• [AIM OF THE TASK]: Using the records below, report how many lines hold "slow", with no extra text.

=====

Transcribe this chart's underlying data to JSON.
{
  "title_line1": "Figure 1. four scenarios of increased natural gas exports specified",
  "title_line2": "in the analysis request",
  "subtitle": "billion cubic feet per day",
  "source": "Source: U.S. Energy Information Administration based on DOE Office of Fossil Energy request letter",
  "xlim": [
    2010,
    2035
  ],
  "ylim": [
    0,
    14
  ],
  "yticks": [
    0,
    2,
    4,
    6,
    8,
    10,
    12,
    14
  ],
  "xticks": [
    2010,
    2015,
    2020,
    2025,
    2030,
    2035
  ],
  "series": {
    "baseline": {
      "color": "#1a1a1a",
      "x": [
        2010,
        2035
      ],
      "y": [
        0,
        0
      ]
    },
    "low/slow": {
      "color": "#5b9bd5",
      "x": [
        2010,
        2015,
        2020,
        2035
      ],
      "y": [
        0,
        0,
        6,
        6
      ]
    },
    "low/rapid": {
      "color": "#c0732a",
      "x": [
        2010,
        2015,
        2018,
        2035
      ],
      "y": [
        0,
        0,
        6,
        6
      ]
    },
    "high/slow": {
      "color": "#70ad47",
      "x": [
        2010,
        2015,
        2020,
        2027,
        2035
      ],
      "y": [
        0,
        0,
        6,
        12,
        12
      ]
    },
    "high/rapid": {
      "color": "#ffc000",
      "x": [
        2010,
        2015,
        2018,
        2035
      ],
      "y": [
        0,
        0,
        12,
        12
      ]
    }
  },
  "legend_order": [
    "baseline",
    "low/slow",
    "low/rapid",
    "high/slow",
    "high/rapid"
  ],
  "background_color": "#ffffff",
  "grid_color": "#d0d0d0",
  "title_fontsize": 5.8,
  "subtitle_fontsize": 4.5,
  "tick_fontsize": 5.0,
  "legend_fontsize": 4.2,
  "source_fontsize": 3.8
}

=====

• [SOLUTION]: 4